▸ **Materials provided**:
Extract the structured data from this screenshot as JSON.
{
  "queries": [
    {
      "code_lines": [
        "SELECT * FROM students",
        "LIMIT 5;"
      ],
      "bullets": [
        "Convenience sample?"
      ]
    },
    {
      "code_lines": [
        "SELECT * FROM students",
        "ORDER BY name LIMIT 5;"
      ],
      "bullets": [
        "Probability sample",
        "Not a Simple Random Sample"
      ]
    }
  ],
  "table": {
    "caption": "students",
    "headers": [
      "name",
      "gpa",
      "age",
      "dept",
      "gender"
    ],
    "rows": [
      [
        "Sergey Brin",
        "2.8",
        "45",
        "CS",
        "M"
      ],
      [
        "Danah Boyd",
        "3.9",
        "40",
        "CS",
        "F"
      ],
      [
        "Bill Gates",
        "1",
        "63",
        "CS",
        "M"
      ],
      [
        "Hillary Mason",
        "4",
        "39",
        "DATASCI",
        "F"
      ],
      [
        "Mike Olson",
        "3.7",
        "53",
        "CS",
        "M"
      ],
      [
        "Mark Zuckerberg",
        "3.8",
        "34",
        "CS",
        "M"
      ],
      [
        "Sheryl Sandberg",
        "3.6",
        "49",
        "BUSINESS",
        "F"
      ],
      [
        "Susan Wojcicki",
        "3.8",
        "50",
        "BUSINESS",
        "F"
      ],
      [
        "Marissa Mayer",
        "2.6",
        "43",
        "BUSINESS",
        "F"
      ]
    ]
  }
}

▸ **Exercise**: Give back all the records exactly as they stand.

▸ **Answer to the task**:
Extract the structured data from this screenshot as JSON.
{
  "queries": [
    {
      "code_lines": [
        "SELECT * FROM students",
        "LIMIT 5;"
      ],
      "bullets": [
        "Convenience sample?"
      ]
    },
    {
      "code_lines": [
        "SELECT * FROM students",
        "ORDER BY name LIMIT 5;"
      ],
      "bullets": [
        "Probability sample",
        "Not a Simple Random Sample"
      ]
    }
  ],
  "table": {
    "caption": "students",
    "headers": [
      "name",
      "gpa",
      "age",
      "dept",
      "gender"
    ],
    "rows": [
      [
        "Sergey Brin",
        "2.8",
        "45",
        "CS",
        "M"
      ],
      [
        "Danah Boyd",
        "3.9",
        "40",
        "CS",
        "F"
      ],
      [
        "Bill Gates",
        "1",
        "63",
        "CS",
        "M"
      ],
      [
        "Hillary Mason",
        "4",
        "39",
        "DATASCI",
        "F"
      ],
      [
        "Mike Olson",
        "3.7",
        "53",
        "CS",
        "M"
      ],
      [
        "Mark Zuckerberg",
        "3.8",
        "34",
        "CS",
        "M"
      ],
      [
        "Sheryl Sandberg",
        "3.6",
        "49",
        "BUSINESS",
        "F"
      ],
      [
        "Susan Wojcicki",
        "3.8",
        "50",
        "BUSINESS",
        "F"
      ],
      [
        "Marissa Mayer",
        "2.6",
        "43",
        "BUSINESS",
        "F"
      ]
    ]
  }
}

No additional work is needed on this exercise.